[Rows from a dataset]
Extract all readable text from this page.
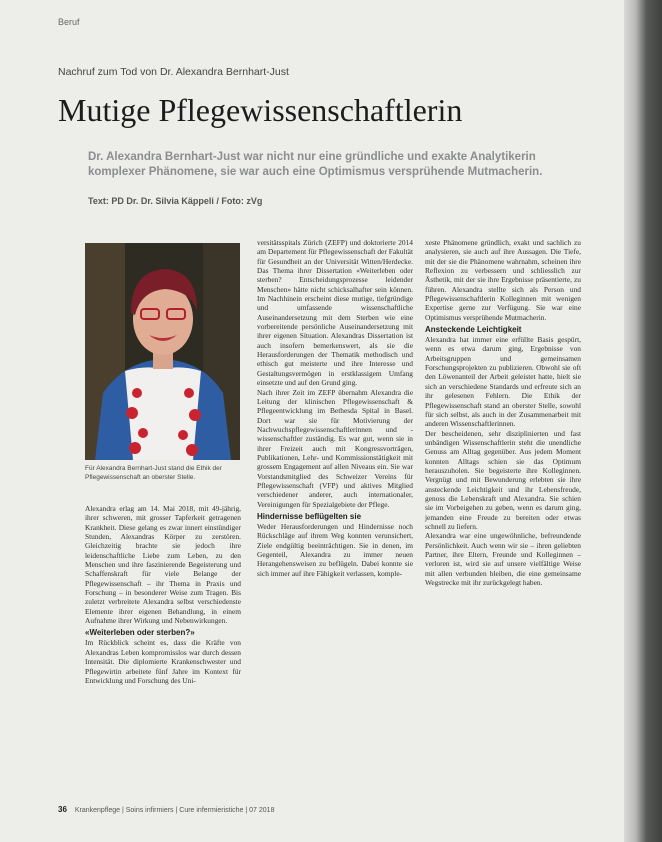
Beruf
Nachruf zum Tod von Dr. Alexandra Bernhart-Just
Mutige Pflegewissenschaftlerin
Dr. Alexandra Bernhart-Just war nicht nur eine gründliche und exakte Analytikerin komplexer Phänomene, sie war auch eine Optimismus versprühende Mutmacherin.
Text: PD Dr. Dr. Silvia Käppeli / Foto: zVg
Für Alexandra Bernhart-Just stand die Ethik der Pflegewissenschaft an oberster Stelle.

Alexandra erlag am 14. Mai 2018, mit 49-jährig, ihrer schweren, mit grosser Tapferkeit getragenen Krankheit. Diese gelang es zwar innert einstündiger Stunden, Alexandras Körper zu zerstören. Gleichzeitig brachte sie jedoch ihre leidenschaftliche Liebe zum Leben, zu den Menschen und ihre faszinierende Begeisterung und Schaffenskraft für viele Belange der Pflegewissenschaft – ihr Thema in Praxis und Forschung – in besonderer Weise zum Tragen. Bis zuletzt verbreitete Alexandra selbst verschiedenste Elemente ihrer eigenen Behandlung, in einem Aufnahme ihrer Wirkung und Nebenwirkungen.

«Weiterleben oder sterben?»

Im Rückblick scheint es, dass die Kräfte von Alexandras Leben kompromisslos war durch dessen Intensität. Die diplomierte Krankenschwester und Pflegewirtin arbeitete fünf Jahre im Kontext für Entwicklung und Forschung des Uni-

versitätsspitals Zürich (ZEFP) und doktorierte 2014 am Departement für Pflegewissenschaft der Fakultät für Gesundheit an der Universität Witten/Herdecke. Das Thema ihrer Dissertation «Weiterleben oder sterben? Entscheidungsprozesse leidender Menschen» hätte nicht schicksalhafter sein können. Im Nachhinein erscheint diese mutige, tiefgründige und umfassende wissenschaftliche Auseinandersetzung mit dem Sterben wie eine vorbereitende persönliche Auseinandersetzung mit ihrer eigenen Situation. Alexandras Dissertation ist auch insofern bemerkenswert, als sie die Herausforderungen der Thematik methodisch und ethisch gut meisterte und ihre Interesse und Gestaltungsvermögen in erstklassigem Umfang einsetzte und auf den Grund ging.

Nach ihrer Zeit im ZEFP übernahm Alexandra die Leitung der klinischen Pflegewissenschaft & Pflegeentwicklung im Bethesda Spital in Basel. Dort war sie für Motivierung der Nachwuchspflegewissenschaftlerinnen und -wissenschaftler zuständig. Es war gut, wenn sie in ihrer Freizeit auch mit Kongressvorträgen, Publikationen, Lehr- und Kommissionstätigkeit mit grossem Engagement auf allen Niveaus ein. Sie war Vorstandsmitglied des Schweizer Vereins für Pflegewissenschaft (VFP) und aktives Mitglied verschiedener anderer, auch internationaler, Vereinigungen für Spezialgebiete der Pflege.

Hindernisse beflügelten sie

Weder Herausforderungen und Hindernisse noch Rückschläge auf ihrem Weg konnten verunsichert, Ziele endgültig beeinträchtigen. Sie in denen, im Gegenteil, Alexandra zu immer neuen Herangehensweisen zu beflügeln. Dabei konnte sie sich immer auf ihre Fähigkeit verlassen, komple-

xeste Phänomene gründlich, exakt und sachlich zu analysieren, sie auch auf ihre Aussagen. Die Tiefe, mit der sie die Phänomene wahrnahm, scheinen ihre Reflexion zu verbessern und schliesslich zur Ästhetik, mit der sie ihre Ergebnisse präsentierte, zu führen. Alexandra stellte sich als Person und Pflegewissenschaftlerin Kolleginnen mit wenigen Expertise gerne zur Verfügung. Sie war eine Optimismus versprühende Mutmacherin.

Ansteckende Leichtigkeit

Alexandra hat immer eine erfüllte Basis gespürt, wenn es etwa darum ging, Ergebnisse von Arbeitsgruppen und gemeinsamen Forschungsprojekten zu publizieren. Obwohl sie oft den Löwenanteil der Arbeit geleistet hatte, hielt sie sich an verschiedene Standards und erfreute sich an ihr gelesenen Fehlern. Die Ethik der Pflegewissenschaft stand an oberster Stelle, sowohl für sich selbst, als auch in der Zusammenarbeit mit anderen Wissenschaftlerinnen.

Der bescheidenen, sehr disziplinierten und fast unbändigen Wissenschaftlerin steht die unendliche Genuss am Alltag gegenüber. Aus jedem Moment konnten Alltags schien sie das Optimum herauszuholen. Sie begeisterte ihre Kolleginnen. Vergnügt und mit Bewunderung erlebten sie ihre ansteckende Leichtigkeit und ihr Lebensfreude, genoss die Lebenskraft und Alexandra. Sie schien sie im Vorbeigehen zu geben, wenn es darum ging, jemanden eine Freude zu bereiten oder etwas schnell zu liefern.

Alexandra war eine ungewöhnliche, befreundende Persönlichkeit. Auch wenn wir sie – ihren geliebten Partner, ihre Eltern, Freunde und Kolleginnen – verloren ist, wird sie auf unsere vielfältige Weise mit allen verbunden bleiben, die eine gemeinsame Wegstrecke mit ihr zurückgelegt haben.

36 Krankenpflege | Soins infirmiers | Cure infermieristiche | 07 2018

■ GOAL
In the data above, tally the lines holding "Phänomene" and answer with the figure only.

■ SOLUTION TO THIS TASK
2